[Dataset content start]

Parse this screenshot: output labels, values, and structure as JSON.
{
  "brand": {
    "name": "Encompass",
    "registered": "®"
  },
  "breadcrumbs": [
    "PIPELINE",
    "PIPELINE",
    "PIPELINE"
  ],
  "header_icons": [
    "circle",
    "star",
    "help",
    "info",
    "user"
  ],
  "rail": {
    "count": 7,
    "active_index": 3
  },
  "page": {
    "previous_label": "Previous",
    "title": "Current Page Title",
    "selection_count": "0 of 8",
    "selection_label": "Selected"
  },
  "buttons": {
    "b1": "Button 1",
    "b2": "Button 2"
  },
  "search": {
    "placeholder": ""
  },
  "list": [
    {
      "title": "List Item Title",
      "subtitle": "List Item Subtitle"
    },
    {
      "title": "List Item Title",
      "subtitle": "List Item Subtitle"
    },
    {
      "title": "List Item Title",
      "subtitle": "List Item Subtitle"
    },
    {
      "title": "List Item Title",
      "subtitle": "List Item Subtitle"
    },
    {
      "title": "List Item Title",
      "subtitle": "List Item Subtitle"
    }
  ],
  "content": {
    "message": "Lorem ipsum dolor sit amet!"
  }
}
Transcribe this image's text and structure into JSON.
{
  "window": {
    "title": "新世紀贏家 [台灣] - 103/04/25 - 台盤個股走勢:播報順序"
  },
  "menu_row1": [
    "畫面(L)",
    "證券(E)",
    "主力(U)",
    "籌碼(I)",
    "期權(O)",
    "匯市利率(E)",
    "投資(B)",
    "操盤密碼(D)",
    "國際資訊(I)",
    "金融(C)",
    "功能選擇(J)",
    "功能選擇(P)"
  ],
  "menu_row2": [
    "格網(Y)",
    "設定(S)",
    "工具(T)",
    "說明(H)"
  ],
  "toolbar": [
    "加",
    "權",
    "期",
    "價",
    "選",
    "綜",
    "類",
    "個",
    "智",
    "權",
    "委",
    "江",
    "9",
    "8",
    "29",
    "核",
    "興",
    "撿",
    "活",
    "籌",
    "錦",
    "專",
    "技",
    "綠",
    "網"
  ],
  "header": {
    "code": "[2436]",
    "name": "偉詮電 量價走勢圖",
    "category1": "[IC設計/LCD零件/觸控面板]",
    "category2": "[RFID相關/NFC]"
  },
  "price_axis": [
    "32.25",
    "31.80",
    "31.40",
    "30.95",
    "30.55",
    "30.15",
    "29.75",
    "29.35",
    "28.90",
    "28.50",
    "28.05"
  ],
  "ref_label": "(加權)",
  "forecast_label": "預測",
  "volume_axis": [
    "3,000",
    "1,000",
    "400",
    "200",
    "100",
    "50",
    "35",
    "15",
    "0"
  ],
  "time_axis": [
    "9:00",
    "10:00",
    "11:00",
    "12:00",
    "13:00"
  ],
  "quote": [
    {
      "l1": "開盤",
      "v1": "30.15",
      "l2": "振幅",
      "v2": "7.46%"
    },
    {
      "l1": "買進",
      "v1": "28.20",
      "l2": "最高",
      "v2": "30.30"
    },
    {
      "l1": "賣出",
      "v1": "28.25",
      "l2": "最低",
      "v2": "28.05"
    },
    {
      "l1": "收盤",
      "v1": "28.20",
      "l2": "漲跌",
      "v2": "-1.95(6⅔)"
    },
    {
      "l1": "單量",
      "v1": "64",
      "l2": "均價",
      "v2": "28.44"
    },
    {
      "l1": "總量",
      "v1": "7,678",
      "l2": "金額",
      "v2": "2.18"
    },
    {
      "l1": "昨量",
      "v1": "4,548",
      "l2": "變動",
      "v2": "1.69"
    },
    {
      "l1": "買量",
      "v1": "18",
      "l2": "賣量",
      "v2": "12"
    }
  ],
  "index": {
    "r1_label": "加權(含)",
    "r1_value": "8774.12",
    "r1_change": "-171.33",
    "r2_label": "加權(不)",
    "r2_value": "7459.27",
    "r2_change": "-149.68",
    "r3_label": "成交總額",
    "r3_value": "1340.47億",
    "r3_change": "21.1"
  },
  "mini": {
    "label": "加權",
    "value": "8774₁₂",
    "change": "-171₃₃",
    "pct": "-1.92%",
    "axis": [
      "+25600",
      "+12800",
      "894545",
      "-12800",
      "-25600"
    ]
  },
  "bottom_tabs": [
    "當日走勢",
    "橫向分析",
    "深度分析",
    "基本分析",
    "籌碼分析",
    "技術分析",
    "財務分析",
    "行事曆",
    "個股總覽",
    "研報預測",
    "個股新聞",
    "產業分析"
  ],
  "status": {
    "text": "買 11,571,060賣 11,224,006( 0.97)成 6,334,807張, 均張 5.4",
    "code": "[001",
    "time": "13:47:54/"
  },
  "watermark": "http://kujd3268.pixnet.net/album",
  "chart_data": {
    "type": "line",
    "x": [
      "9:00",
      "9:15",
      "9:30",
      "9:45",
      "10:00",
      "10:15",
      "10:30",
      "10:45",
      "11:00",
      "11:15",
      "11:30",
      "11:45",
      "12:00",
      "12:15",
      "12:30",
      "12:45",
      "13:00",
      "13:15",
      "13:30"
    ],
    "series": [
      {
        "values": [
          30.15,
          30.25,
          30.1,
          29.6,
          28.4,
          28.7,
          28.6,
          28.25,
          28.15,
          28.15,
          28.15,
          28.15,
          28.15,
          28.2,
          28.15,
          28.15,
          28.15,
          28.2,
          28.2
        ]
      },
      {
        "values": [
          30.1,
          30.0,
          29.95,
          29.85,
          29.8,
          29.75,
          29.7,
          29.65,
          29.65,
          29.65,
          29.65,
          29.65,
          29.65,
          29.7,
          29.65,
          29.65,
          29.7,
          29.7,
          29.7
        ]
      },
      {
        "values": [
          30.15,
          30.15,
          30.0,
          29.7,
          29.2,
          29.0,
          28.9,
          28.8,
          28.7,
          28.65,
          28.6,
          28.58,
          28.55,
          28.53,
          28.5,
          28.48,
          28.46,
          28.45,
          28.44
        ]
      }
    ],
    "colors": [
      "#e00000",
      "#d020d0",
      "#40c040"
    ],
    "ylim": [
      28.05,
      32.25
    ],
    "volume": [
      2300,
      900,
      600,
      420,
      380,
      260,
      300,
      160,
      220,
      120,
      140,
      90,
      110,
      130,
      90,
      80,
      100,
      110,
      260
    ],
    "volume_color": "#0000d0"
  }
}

[Dataset content end]

• The problem:
Identify and list each line with the word "structure".

• Solution to this exercise:
Parse this screenshot: output labels, values, and structure as JSON.
Transcribe this image's text and structure into JSON.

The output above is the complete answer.